- **Data for processing**:

* begin *

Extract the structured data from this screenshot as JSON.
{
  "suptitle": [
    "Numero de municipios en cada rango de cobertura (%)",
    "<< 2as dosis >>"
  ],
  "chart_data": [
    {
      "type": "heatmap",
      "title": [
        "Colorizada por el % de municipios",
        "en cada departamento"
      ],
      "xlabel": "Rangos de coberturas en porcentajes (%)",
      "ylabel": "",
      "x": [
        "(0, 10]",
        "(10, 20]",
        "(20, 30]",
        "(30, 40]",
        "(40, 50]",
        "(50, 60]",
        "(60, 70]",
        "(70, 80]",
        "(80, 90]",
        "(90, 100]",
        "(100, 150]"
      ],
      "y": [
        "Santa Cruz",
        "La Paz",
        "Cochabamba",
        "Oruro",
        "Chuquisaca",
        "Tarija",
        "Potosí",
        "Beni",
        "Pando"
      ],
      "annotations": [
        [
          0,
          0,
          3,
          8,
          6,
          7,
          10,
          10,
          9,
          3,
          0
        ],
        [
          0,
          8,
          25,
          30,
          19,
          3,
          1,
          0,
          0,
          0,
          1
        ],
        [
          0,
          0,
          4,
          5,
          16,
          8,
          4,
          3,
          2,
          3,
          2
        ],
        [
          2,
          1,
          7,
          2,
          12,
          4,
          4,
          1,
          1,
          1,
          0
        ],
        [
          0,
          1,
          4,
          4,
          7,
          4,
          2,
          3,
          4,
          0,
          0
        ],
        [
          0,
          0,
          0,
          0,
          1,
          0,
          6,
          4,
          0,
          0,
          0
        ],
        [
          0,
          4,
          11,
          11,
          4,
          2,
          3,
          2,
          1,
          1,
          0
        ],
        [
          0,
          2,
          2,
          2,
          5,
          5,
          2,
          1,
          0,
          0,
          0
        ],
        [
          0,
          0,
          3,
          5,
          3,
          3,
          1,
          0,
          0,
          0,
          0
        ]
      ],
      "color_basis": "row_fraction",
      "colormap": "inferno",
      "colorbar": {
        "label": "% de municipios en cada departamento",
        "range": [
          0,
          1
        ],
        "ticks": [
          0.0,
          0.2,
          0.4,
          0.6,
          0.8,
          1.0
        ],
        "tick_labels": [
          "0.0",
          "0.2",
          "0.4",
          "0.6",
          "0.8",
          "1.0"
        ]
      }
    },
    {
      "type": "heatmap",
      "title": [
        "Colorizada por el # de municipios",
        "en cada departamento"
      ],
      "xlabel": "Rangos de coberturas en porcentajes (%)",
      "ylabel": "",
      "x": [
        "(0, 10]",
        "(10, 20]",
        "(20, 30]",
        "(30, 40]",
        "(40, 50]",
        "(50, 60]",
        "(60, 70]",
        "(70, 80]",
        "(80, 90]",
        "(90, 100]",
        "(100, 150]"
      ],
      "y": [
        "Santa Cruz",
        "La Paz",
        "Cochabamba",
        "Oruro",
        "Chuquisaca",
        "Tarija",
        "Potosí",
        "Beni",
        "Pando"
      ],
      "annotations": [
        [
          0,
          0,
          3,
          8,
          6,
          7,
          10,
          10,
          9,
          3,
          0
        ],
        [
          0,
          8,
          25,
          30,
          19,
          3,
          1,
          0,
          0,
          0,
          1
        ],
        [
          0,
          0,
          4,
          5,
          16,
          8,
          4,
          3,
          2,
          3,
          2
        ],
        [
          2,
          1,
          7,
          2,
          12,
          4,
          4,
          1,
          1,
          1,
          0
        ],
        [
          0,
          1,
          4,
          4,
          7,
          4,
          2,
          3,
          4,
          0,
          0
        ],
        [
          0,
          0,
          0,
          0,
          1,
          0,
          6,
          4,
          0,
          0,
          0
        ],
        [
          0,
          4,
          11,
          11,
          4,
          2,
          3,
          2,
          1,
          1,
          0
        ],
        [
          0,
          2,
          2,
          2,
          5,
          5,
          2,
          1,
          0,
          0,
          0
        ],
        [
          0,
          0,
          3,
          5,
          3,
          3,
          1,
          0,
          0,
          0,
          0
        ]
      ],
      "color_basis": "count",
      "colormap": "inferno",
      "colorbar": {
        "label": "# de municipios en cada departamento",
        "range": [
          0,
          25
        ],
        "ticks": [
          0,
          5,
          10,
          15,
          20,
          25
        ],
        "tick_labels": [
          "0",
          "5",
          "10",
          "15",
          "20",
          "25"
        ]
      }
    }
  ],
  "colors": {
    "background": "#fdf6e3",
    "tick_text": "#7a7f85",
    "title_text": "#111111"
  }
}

* end *

- **Work to do**: Exactly reproduce every line of the data above.

- **The response**:
Extract the structured data from this screenshot as JSON.
{
  "suptitle": [
    "Numero de municipios en cada rango de cobertura (%)",
    "<< 2as dosis >>"
  ],
  "chart_data": [
    {
      "type": "heatmap",
      "title": [
        "Colorizada por el % de municipios",
        "en cada departamento"
      ],
      "xlabel": "Rangos de coberturas en porcentajes (%)",
      "ylabel": "",
      "x": [
        "(0, 10]",
        "(10, 20]",
        "(20, 30]",
        "(30, 40]",
        "(40, 50]",
        "(50, 60]",
        "(60, 70]",
        "(70, 80]",
        "(80, 90]",
        "(90, 100]",
        "(100, 150]"
      ],
      "y": [
        "Santa Cruz",
        "La Paz",
        "Cochabamba",
        "Oruro",
        "Chuquisaca",
        "Tarija",
        "Potosí",
        "Beni",
        "Pando"
      ],
      "annotations": [
        [
          0,
          0,
          3,
          8,
          6,
          7,
          10,
          10,
          9,
          3,
          0
        ],
        [
          0,
          8,
          25,
          30,
          19,
          3,
          1,
          0,
          0,
          0,
          1
        ],
        [
          0,
          0,
          4,
          5,
          16,
          8,
          4,
          3,
          2,
          3,
          2
        ],
        [
          2,
          1,
          7,
          2,
          12,
          4,
          4,
          1,
          1,
          1,
          0
        ],
        [
          0,
          1,
          4,
          4,
          7,
          4,
          2,
          3,
          4,
          0,
          0
        ],
        [
          0,
          0,
          0,
          0,
          1,
          0,
          6,
          4,
          0,
          0,
          0
        ],
        [
          0,
          4,
          11,
          11,
          4,
          2,
          3,
          2,
          1,
          1,
          0
        ],
        [
          0,
          2,
          2,
          2,
          5,
          5,
          2,
          1,
          0,
          0,
          0
        ],
        [
          0,
          0,
          3,
          5,
          3,
          3,
          1,
          0,
          0,
          0,
          0
        ]
      ],
      "color_basis": "row_fraction",
      "colormap": "inferno",
      "colorbar": {
        "label": "% de municipios en cada departamento",
        "range": [
          0,
          1
        ],
        "ticks": [
          0.0,
          0.2,
          0.4,
          0.6,
          0.8,
          1.0
        ],
        "tick_labels": [
          "0.0",
          "0.2",
          "0.4",
          "0.6",
          "0.8",
          "1.0"
        ]
      }
    },
    {
      "type": "heatmap",
      "title": [
        "Colorizada por el # de municipios",
        "en cada departamento"
      ],
      "xlabel": "Rangos de coberturas en porcentajes (%)",
      "ylabel": "",
      "x": [
        "(0, 10]",
        "(10, 20]",
        "(20, 30]",
        "(30, 40]",
        "(40, 50]",
        "(50, 60]",
        "(60, 70]",
        "(70, 80]",
        "(80, 90]",
        "(90, 100]",
        "(100, 150]"
      ],
      "y": [
        "Santa Cruz",
        "La Paz",
        "Cochabamba",
        "Oruro",
        "Chuquisaca",
        "Tarija",
        "Potosí",
        "Beni",
        "Pando"
      ],
      "annotations": [
        [
          0,
          0,
          3,
          8,
          6,
          7,
          10,
          10,
          9,
          3,
          0
        ],
        [
          0,
          8,
          25,
          30,
          19,
          3,
          1,
          0,
          0,
          0,
          1
        ],
        [
          0,
          0,
          4,
          5,
          16,
          8,
          4,
          3,
          2,
          3,
          2
        ],
        [
          2,
          1,
          7,
          2,
          12,
          4,
          4,
          1,
          1,
          1,
          0
        ],
        [
          0,
          1,
          4,
          4,
          7,
          4,
          2,
          3,
          4,
          0,
          0
        ],
        [
          0,
          0,
          0,
          0,
          1,
          0,
          6,
          4,
          0,
          0,
          0
        ],
        [
          0,
          4,
          11,
          11,
          4,
          2,
          3,
          2,
          1,
          1,
          0
        ],
        [
          0,
          2,
          2,
          2,
          5,
          5,
          2,
          1,
          0,
          0,
          0
        ],
        [
          0,
          0,
          3,
          5,
          3,
          3,
          1,
          0,
          0,
          0,
          0
        ]
      ],
      "color_basis": "count",
      "colormap": "inferno",
      "colorbar": {
        "label": "# de municipios en cada departamento",
        "range": [
          0,
          25
        ],
        "ticks": [
          0,
          5,
          10,
          15,
          20,
          25
        ],
        "tick_labels": [
          "0",
          "5",
          "10",
          "15",
          "20",
          "25"
        ]
      }
    }
  ],
  "colors": {
    "background": "#fdf6e3",
    "tick_text": "#7a7f85",
    "title_text": "#111111"
  }
}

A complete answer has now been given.